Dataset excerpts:
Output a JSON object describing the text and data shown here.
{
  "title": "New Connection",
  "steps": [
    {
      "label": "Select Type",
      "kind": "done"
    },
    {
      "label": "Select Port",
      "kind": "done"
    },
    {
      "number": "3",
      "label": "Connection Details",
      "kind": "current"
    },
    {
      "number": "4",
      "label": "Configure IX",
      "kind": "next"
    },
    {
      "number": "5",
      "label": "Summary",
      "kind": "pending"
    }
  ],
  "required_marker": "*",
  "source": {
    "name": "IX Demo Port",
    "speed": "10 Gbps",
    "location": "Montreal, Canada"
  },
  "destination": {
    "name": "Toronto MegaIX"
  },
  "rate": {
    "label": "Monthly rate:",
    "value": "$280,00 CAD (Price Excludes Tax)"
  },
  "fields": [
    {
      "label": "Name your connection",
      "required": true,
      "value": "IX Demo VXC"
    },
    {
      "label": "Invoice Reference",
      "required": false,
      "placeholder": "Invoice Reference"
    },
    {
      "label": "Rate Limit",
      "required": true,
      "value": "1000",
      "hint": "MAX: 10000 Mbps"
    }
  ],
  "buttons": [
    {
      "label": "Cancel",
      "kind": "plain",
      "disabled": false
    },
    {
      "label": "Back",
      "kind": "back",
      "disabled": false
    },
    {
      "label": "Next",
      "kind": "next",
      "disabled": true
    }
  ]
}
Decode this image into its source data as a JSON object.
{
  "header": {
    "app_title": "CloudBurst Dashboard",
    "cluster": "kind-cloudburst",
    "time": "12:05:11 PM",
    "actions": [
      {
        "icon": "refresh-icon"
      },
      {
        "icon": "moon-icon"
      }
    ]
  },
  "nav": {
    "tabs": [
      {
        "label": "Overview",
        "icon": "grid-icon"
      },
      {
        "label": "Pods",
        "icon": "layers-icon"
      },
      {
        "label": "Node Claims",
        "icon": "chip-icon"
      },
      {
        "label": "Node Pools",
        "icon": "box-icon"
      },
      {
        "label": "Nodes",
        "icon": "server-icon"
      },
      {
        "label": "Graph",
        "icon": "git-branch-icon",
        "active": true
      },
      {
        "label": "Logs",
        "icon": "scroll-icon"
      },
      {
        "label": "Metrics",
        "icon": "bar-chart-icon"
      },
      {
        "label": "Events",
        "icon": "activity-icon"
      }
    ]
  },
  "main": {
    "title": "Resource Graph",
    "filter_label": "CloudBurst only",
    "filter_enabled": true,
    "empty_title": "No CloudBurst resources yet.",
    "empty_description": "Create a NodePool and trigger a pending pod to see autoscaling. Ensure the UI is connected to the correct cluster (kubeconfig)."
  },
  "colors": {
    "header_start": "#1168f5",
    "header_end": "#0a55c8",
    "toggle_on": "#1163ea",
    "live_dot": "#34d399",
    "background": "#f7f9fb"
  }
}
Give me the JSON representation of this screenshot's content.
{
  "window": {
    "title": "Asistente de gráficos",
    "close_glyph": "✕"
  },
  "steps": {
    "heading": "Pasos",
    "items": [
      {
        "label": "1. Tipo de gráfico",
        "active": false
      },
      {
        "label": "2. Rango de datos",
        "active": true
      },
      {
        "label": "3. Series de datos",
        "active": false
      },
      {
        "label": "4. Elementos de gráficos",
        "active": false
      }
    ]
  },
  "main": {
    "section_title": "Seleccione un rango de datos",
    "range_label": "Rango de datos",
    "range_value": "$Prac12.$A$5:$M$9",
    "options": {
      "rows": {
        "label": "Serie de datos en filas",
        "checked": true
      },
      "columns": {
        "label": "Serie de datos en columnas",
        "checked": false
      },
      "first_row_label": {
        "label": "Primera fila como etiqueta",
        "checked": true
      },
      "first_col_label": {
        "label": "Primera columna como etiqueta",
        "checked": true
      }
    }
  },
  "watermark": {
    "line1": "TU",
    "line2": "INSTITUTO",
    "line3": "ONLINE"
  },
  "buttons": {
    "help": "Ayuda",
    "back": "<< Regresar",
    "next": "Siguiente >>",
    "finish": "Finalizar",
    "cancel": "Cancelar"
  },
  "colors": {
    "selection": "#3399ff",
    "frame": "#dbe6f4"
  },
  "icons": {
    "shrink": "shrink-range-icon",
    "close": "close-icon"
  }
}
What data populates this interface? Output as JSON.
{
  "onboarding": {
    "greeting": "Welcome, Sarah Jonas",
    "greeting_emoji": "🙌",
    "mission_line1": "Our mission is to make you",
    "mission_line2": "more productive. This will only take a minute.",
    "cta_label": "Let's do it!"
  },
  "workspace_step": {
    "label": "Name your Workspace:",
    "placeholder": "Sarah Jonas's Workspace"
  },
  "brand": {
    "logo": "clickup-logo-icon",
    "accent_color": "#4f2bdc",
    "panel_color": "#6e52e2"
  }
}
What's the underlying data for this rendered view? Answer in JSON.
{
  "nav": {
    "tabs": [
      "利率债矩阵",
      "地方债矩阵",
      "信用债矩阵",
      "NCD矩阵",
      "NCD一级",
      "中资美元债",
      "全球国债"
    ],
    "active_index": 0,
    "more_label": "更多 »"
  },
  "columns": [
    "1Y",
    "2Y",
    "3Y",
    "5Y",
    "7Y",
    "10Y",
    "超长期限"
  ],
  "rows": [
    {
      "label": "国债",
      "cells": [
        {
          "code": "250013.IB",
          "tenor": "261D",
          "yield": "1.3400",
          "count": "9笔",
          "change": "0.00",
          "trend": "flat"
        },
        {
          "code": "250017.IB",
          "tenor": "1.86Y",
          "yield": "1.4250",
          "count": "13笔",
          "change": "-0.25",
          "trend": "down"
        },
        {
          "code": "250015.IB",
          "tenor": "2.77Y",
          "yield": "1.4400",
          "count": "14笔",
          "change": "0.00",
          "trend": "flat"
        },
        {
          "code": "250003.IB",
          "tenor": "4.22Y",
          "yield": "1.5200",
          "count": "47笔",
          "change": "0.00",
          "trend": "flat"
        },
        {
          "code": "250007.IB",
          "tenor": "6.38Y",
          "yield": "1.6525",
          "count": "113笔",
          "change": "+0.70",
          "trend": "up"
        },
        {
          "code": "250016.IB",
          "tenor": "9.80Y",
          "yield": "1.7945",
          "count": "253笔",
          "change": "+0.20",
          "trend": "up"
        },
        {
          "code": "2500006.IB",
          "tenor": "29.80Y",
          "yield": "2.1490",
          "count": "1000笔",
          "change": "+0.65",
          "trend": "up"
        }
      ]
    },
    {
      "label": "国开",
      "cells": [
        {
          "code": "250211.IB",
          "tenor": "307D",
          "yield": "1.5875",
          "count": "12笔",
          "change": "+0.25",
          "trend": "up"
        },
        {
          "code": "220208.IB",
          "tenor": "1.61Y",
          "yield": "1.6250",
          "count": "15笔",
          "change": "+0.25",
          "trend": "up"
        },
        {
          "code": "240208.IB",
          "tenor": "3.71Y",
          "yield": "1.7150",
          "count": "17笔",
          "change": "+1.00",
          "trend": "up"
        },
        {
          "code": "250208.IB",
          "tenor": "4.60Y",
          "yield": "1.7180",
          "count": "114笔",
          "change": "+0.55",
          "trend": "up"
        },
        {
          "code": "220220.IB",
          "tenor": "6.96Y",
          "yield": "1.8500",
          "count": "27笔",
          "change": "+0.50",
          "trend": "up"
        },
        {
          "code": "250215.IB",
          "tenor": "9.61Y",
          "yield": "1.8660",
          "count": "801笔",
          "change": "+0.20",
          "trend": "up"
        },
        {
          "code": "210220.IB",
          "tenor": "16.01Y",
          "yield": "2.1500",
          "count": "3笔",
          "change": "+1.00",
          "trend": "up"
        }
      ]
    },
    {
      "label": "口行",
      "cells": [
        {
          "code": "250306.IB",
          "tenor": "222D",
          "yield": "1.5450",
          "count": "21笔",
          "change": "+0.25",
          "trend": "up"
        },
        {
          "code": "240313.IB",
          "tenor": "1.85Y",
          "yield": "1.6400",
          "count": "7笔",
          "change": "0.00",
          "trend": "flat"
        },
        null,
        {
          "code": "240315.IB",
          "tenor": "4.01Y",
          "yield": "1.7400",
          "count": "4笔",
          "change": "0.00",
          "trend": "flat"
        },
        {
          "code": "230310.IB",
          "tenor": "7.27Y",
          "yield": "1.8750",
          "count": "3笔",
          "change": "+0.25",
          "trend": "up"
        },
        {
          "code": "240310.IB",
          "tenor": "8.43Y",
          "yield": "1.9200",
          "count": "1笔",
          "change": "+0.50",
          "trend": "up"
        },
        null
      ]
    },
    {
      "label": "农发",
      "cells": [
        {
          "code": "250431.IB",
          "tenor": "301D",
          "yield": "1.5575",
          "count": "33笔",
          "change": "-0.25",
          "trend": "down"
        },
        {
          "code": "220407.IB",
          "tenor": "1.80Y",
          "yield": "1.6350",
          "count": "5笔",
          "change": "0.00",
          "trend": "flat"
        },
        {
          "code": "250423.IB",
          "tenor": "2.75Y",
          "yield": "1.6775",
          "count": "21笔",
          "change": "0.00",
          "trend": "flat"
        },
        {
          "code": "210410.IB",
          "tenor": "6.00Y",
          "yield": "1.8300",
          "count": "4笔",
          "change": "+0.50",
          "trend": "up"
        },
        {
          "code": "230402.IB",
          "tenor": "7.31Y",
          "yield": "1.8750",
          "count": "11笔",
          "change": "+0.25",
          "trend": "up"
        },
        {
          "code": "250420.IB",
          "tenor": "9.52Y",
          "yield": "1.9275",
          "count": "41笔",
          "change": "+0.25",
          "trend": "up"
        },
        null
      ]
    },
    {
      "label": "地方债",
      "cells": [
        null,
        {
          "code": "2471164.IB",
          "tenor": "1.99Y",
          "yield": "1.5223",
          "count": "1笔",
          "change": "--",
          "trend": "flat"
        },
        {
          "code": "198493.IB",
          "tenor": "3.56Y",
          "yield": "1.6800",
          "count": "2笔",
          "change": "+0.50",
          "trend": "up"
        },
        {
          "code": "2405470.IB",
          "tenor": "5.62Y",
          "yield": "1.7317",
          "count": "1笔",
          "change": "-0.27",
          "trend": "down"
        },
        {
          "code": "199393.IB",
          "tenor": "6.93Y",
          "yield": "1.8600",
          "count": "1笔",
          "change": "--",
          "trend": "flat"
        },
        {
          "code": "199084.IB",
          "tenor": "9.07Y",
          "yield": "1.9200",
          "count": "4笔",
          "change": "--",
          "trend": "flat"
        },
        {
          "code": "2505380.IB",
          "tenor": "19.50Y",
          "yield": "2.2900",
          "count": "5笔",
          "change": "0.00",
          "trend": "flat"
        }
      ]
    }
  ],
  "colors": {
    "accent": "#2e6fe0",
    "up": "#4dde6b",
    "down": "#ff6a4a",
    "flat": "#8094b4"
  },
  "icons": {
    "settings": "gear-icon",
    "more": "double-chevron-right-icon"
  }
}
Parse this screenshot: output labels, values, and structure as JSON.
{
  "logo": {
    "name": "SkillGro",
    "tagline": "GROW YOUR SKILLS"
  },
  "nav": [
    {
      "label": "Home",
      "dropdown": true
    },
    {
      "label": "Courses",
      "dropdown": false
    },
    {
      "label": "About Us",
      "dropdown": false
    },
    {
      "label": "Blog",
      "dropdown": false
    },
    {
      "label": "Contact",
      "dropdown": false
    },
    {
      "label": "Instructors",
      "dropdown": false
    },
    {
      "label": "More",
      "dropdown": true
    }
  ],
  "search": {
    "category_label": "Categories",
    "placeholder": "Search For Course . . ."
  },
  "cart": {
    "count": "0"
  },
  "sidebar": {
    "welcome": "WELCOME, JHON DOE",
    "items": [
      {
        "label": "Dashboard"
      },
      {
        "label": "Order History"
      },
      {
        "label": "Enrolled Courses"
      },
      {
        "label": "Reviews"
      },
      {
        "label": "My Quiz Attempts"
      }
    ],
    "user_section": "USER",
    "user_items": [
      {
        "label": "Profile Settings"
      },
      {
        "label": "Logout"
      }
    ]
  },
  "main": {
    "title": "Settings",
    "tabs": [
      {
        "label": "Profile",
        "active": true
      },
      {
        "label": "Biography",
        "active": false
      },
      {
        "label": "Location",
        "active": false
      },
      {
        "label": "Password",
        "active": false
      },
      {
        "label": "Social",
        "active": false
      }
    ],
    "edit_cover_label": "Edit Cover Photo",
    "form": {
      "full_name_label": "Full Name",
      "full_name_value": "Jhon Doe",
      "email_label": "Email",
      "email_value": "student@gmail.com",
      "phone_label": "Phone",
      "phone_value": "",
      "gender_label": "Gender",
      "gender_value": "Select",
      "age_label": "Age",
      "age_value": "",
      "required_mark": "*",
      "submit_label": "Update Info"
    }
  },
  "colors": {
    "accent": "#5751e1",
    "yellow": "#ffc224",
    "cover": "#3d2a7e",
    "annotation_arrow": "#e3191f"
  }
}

**Work to be completed:** Reply with nothing except the number of lines in the listing above that include the string "datos".

**Complete response:** 6